▶ **THE REQUEST**: Gather up the lines that contain "saldo".

▶ **EXCERPTED DATA**:
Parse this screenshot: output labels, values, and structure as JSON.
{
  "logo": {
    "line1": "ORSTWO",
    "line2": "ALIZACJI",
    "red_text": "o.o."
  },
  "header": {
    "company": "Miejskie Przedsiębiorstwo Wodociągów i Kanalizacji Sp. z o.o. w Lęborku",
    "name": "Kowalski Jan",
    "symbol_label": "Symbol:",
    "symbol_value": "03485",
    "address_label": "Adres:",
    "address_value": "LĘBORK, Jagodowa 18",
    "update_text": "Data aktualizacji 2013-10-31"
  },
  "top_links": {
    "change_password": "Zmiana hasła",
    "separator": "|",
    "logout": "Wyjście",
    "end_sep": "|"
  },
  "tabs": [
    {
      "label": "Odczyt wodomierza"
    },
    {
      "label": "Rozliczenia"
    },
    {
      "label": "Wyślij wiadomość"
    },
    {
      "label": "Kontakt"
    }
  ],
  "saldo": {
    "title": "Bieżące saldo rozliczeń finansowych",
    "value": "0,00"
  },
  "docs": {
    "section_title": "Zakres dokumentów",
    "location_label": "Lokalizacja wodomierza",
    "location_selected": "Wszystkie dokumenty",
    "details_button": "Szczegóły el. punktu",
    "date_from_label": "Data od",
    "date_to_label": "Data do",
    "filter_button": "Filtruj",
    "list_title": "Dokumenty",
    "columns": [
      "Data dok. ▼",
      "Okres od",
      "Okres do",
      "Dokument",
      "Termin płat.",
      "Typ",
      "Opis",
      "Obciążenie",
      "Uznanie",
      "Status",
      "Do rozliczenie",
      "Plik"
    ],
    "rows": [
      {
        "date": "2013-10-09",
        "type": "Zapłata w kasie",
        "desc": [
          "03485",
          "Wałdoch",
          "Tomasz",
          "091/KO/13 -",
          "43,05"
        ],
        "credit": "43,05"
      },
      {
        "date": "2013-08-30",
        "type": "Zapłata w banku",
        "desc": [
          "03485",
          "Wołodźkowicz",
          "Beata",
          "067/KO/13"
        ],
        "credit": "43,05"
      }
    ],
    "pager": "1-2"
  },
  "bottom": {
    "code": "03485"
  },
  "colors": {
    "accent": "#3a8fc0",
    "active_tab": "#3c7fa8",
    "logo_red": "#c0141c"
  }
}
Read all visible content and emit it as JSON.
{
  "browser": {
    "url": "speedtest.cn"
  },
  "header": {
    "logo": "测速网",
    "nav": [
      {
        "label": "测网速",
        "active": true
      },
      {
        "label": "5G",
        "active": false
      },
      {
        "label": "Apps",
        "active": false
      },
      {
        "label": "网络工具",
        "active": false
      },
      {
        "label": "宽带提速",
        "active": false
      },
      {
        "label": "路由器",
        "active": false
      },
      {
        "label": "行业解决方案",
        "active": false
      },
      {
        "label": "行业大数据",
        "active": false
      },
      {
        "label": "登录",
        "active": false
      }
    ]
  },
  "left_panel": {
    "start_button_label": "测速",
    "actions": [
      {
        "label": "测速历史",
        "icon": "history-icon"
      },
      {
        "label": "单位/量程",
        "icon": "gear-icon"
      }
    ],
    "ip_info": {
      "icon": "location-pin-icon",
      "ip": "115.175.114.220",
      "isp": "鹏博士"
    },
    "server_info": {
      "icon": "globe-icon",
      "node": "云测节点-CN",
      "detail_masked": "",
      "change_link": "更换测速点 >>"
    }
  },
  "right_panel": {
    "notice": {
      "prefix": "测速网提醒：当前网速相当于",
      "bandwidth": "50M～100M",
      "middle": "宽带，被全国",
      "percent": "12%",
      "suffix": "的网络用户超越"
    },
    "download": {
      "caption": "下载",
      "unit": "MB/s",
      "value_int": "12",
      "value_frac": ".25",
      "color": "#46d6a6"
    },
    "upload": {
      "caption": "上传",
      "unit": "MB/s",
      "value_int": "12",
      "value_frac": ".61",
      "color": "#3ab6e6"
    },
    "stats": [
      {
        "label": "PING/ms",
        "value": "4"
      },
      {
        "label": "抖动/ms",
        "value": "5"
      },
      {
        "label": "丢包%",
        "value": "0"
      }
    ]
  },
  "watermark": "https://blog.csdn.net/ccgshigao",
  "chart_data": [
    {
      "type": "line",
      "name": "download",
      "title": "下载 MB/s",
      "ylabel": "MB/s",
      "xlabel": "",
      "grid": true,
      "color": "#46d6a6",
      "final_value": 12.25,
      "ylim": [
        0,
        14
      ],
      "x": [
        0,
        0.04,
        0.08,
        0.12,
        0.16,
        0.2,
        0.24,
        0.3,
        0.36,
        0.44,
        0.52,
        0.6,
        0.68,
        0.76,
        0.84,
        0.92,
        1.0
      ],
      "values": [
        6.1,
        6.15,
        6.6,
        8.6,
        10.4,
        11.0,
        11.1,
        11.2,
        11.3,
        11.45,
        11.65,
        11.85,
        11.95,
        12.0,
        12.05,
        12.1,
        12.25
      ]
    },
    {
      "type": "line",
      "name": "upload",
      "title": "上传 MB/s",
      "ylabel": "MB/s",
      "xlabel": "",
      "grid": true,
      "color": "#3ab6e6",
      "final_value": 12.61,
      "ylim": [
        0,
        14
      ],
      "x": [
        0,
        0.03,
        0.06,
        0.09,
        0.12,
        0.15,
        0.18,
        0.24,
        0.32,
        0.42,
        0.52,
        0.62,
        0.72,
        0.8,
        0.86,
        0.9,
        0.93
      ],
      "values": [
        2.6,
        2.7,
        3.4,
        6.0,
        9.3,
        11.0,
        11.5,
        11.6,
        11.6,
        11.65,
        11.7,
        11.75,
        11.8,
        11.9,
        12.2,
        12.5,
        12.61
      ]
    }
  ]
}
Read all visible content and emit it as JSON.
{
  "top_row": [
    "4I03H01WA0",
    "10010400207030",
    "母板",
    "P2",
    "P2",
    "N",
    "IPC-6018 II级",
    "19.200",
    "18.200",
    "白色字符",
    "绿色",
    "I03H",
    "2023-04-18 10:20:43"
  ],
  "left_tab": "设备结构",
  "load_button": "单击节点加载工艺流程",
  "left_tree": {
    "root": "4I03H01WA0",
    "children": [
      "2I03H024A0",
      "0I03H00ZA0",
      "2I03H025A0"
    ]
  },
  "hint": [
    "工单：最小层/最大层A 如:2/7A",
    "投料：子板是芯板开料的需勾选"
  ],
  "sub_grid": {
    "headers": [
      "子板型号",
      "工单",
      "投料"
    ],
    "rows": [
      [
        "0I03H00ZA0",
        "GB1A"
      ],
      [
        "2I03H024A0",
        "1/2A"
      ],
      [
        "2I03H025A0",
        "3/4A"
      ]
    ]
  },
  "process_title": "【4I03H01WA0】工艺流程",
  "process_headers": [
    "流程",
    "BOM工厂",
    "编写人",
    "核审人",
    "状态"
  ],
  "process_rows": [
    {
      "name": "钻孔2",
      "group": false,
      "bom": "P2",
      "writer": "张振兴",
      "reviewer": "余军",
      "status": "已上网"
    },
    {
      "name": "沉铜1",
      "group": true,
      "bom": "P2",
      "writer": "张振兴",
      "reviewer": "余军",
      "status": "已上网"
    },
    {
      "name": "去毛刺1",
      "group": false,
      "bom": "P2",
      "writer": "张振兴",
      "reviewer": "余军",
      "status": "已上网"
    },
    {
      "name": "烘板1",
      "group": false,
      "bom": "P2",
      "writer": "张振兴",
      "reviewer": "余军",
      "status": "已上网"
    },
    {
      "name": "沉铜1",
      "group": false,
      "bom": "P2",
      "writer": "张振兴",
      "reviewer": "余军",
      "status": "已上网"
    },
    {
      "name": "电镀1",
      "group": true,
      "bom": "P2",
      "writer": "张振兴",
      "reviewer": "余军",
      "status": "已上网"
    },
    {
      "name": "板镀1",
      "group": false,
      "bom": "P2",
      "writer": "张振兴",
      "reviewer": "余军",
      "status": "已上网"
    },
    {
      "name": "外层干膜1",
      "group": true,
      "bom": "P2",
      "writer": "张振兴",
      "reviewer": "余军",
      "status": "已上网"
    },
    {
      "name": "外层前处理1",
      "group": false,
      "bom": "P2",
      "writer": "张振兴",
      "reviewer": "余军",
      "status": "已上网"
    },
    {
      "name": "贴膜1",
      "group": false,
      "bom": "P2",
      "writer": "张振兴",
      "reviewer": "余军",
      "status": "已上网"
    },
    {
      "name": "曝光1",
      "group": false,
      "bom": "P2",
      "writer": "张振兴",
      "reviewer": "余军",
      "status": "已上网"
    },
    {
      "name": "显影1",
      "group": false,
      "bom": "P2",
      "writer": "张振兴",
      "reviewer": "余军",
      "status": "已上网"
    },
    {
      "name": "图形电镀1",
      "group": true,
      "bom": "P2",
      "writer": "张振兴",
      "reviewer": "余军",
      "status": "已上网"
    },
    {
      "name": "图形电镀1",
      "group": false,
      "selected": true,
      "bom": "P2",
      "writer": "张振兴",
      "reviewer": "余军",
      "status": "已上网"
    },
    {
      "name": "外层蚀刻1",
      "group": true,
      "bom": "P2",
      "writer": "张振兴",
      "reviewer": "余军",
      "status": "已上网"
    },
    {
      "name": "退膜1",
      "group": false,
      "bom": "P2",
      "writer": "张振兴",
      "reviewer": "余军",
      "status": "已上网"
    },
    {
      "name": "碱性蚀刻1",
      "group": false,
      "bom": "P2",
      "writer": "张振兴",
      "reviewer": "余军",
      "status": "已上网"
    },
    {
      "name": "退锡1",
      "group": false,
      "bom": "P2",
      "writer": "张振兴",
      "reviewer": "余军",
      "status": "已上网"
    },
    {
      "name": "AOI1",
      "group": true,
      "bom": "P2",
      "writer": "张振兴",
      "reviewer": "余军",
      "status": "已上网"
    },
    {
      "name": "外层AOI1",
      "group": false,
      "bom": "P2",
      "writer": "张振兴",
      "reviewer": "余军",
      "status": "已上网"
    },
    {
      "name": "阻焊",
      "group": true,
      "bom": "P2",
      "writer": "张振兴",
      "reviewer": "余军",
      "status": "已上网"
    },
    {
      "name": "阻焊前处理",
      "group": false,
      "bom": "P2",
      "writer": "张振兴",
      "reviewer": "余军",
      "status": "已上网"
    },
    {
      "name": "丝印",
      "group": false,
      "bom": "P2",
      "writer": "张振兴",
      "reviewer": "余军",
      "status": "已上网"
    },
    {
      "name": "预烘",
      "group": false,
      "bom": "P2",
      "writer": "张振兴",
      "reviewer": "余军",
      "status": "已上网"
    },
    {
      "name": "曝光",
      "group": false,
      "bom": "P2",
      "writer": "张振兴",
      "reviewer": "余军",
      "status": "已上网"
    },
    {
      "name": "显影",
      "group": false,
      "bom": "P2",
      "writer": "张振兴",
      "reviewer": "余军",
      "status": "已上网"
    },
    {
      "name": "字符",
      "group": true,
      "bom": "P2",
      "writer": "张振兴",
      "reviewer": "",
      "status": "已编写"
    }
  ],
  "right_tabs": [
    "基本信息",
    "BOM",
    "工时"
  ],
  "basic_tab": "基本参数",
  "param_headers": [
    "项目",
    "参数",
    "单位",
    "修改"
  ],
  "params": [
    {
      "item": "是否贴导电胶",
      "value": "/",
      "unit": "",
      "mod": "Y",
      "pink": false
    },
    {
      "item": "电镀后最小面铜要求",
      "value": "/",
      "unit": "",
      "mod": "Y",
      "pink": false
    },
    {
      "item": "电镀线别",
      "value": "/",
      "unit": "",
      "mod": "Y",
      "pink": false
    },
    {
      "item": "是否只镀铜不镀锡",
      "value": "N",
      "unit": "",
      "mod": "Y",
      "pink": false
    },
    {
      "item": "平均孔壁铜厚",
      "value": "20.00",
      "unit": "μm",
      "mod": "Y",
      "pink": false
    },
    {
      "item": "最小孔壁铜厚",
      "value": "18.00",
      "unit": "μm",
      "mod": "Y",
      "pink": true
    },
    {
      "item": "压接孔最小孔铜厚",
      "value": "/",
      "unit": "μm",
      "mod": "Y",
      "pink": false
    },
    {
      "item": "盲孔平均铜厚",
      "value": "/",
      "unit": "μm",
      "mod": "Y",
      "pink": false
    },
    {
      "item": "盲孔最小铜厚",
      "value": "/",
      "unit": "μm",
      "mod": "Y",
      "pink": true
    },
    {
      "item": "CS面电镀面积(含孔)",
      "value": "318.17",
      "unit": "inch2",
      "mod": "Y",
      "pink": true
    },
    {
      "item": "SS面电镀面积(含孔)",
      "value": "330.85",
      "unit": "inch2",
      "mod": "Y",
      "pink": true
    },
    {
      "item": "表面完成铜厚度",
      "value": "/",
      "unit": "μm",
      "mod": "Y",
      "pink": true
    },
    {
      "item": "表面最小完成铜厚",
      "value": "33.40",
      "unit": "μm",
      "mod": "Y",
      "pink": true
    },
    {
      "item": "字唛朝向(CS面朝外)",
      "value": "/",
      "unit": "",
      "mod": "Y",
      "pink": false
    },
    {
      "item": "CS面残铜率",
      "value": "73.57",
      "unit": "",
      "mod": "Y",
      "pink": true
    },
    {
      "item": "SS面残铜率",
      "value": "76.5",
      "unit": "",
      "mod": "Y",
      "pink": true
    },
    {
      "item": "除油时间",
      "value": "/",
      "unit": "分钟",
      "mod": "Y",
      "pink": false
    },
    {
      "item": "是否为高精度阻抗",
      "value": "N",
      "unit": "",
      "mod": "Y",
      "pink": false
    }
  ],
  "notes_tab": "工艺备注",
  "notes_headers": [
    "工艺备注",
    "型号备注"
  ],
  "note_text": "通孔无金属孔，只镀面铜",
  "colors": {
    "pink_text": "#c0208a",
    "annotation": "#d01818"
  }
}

▶ **FULL RESPONSE**:
  "saldo": {
    "title": "Bieżące saldo rozliczeń finansowych",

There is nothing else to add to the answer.